**Exercise goal**: Spot each line in the records below where the word "higher" occurs, then copy it.

**Given records**:
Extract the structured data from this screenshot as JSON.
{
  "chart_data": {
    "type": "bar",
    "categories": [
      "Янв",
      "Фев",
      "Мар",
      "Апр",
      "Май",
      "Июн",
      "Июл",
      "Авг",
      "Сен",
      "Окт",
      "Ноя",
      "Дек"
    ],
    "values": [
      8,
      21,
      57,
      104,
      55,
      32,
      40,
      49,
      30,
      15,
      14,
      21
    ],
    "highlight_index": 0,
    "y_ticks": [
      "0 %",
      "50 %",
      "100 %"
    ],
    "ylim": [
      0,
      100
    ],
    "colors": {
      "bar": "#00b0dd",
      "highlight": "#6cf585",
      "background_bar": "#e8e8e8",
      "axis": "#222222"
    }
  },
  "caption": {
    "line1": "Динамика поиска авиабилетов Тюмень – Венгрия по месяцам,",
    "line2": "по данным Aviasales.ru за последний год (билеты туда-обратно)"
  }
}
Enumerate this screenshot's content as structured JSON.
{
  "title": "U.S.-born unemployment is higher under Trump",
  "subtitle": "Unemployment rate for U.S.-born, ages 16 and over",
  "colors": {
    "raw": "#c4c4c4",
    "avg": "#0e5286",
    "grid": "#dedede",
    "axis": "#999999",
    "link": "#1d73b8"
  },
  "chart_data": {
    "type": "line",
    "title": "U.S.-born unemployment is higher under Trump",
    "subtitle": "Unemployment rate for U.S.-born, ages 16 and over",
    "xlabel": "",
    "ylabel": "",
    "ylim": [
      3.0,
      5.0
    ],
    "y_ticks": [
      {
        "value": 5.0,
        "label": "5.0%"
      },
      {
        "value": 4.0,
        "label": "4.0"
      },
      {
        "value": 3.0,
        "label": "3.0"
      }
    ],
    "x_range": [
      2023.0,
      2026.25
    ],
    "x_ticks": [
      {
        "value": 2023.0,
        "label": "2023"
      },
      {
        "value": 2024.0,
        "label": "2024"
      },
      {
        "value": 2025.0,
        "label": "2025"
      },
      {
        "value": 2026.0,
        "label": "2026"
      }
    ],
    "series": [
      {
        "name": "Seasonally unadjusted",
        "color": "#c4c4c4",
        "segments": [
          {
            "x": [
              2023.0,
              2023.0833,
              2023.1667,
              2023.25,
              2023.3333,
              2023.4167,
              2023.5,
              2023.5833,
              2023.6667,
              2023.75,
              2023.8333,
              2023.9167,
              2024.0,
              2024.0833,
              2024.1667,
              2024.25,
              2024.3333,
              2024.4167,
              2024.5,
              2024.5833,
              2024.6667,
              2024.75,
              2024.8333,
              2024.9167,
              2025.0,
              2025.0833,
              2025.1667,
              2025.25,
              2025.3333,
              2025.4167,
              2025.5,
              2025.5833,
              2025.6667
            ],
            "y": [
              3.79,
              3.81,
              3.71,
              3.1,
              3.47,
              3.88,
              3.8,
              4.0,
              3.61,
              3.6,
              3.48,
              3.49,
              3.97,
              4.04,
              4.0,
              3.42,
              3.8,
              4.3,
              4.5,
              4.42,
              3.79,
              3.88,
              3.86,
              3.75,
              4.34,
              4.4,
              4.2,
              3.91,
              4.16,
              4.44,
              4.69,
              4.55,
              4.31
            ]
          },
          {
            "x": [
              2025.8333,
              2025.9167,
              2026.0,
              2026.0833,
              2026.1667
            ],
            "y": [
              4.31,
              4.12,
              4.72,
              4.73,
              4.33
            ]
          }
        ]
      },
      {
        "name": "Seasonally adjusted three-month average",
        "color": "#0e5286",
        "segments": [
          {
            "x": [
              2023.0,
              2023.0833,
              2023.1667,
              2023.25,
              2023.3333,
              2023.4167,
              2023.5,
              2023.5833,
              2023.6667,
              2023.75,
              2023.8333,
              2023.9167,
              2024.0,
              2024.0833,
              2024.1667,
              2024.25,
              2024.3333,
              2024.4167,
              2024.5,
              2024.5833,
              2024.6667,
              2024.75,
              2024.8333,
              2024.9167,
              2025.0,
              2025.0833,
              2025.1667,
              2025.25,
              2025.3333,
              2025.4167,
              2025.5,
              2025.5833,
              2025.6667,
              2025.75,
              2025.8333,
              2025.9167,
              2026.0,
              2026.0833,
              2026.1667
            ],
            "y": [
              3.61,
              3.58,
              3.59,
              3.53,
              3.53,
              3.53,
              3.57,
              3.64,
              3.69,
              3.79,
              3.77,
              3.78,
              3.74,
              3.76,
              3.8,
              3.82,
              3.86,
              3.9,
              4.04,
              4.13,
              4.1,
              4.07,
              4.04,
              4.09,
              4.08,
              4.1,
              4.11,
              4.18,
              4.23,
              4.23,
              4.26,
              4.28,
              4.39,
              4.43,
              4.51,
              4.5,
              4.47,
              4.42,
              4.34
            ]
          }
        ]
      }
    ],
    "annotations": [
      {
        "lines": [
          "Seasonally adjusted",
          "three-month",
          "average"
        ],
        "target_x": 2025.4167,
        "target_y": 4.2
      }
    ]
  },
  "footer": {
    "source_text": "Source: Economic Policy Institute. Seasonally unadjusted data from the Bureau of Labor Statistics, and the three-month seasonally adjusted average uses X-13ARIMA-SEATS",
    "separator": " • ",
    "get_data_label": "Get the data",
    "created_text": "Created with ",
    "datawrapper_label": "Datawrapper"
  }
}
--
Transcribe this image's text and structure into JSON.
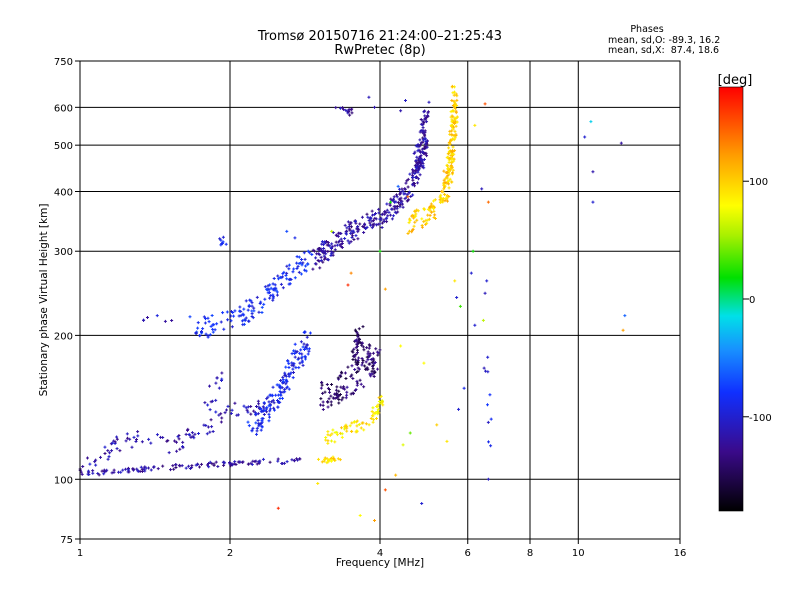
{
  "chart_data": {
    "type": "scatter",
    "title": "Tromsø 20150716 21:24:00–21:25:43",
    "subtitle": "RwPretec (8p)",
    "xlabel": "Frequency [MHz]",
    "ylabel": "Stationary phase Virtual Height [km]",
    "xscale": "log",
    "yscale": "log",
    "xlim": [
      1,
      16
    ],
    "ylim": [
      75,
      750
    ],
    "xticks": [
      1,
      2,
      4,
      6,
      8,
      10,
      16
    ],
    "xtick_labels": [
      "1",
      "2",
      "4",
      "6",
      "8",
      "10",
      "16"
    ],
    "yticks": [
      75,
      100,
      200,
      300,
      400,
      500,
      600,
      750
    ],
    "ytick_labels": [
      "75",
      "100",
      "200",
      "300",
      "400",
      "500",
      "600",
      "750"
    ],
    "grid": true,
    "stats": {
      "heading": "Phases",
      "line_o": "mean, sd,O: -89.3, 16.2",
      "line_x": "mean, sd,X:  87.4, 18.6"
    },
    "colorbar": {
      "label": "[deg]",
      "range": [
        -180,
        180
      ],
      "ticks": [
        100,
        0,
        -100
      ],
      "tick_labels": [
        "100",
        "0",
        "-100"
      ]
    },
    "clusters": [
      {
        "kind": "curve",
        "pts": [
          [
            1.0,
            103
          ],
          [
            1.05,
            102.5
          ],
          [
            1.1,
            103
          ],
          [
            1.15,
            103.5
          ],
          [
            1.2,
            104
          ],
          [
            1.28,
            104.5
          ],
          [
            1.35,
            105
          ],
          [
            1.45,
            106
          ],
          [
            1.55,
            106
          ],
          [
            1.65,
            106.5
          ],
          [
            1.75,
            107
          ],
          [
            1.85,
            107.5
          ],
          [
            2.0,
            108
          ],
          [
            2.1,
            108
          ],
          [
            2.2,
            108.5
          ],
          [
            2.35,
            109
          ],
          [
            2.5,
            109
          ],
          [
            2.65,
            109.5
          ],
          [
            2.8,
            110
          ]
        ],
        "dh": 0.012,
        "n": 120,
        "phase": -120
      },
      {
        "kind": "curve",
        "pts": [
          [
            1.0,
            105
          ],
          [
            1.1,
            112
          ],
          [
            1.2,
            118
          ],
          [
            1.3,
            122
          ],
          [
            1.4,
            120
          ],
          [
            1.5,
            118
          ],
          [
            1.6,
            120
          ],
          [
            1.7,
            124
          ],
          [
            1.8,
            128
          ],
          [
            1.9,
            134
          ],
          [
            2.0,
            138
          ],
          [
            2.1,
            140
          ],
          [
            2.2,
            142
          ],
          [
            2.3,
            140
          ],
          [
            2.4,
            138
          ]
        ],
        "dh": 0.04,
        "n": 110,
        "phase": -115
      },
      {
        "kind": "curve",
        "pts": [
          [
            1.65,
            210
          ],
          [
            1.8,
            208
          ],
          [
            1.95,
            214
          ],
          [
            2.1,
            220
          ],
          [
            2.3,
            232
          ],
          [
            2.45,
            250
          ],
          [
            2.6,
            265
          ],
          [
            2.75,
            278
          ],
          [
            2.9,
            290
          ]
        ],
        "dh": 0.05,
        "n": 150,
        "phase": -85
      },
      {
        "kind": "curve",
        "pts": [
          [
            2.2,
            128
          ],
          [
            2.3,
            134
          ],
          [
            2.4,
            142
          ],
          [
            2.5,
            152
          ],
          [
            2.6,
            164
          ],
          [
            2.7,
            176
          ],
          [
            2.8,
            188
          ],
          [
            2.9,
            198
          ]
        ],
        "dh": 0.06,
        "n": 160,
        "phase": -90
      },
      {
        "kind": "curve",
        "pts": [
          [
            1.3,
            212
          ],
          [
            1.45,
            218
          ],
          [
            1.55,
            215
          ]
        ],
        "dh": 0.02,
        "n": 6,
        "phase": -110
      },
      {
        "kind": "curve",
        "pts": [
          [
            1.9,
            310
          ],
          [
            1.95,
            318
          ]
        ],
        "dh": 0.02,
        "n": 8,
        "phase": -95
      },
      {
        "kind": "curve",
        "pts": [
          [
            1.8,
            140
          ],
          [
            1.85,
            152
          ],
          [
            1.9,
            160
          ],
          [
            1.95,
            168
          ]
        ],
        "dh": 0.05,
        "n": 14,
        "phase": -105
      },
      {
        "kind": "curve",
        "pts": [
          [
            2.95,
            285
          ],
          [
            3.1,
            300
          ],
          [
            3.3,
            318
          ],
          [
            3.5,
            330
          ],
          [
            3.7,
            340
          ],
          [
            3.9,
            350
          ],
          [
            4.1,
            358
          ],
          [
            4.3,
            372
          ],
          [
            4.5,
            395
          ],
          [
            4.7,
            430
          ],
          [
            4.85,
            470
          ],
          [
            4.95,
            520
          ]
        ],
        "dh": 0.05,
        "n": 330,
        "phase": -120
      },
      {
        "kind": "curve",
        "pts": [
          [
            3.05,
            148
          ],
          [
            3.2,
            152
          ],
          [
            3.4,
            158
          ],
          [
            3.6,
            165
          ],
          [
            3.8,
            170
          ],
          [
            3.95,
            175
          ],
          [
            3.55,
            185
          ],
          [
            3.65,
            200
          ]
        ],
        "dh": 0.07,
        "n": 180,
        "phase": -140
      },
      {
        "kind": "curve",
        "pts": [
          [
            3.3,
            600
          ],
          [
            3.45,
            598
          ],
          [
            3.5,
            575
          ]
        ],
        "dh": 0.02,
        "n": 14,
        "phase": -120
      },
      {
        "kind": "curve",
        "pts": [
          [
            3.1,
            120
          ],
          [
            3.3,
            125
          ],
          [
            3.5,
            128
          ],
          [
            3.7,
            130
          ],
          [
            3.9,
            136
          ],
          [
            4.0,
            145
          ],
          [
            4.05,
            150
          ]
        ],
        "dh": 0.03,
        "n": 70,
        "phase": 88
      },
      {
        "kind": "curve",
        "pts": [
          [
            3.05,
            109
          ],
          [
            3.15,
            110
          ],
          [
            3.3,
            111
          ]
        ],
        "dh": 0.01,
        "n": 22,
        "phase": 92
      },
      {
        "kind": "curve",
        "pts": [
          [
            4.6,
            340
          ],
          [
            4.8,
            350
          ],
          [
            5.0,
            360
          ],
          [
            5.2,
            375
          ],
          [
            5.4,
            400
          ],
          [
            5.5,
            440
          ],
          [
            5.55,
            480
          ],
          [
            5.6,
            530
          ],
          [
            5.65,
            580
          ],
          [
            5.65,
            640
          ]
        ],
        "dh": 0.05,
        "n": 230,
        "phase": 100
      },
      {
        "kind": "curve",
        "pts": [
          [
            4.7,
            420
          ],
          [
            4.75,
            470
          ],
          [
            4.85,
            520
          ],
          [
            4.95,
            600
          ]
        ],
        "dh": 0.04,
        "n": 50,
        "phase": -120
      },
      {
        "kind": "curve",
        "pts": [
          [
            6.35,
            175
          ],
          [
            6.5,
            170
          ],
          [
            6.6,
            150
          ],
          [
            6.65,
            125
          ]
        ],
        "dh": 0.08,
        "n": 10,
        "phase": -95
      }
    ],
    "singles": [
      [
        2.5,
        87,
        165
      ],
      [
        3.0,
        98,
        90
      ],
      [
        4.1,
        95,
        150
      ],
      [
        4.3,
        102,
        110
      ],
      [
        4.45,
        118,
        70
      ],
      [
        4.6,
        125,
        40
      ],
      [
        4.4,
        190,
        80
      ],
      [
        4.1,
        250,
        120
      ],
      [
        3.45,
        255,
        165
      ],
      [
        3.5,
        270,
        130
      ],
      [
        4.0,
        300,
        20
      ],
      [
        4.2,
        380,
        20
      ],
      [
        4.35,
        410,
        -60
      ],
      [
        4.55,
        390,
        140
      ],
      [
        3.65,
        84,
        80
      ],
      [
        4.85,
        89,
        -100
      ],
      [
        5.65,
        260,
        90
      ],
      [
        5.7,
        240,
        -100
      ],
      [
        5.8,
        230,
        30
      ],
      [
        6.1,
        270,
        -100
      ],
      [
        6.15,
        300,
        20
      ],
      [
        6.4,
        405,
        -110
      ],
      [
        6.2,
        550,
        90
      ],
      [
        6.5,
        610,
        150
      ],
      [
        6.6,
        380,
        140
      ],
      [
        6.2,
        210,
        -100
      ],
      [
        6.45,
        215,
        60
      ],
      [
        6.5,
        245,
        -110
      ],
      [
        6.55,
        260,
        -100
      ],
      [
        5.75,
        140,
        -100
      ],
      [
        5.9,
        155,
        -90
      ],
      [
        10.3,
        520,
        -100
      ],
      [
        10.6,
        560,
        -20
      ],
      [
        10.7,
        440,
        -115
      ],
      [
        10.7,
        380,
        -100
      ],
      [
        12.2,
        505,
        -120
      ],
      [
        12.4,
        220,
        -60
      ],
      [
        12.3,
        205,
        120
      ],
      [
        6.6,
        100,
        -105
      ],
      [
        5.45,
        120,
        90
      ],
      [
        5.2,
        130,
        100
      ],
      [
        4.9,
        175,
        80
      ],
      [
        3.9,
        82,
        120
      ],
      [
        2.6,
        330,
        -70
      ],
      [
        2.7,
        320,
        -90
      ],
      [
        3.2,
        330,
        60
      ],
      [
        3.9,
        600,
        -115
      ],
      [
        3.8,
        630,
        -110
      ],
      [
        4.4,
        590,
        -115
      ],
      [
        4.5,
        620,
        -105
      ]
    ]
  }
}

**Finished answer**:
  "title": "U.S.-born unemployment is higher under Trump",
    "title": "U.S.-born unemployment is higher under Trump",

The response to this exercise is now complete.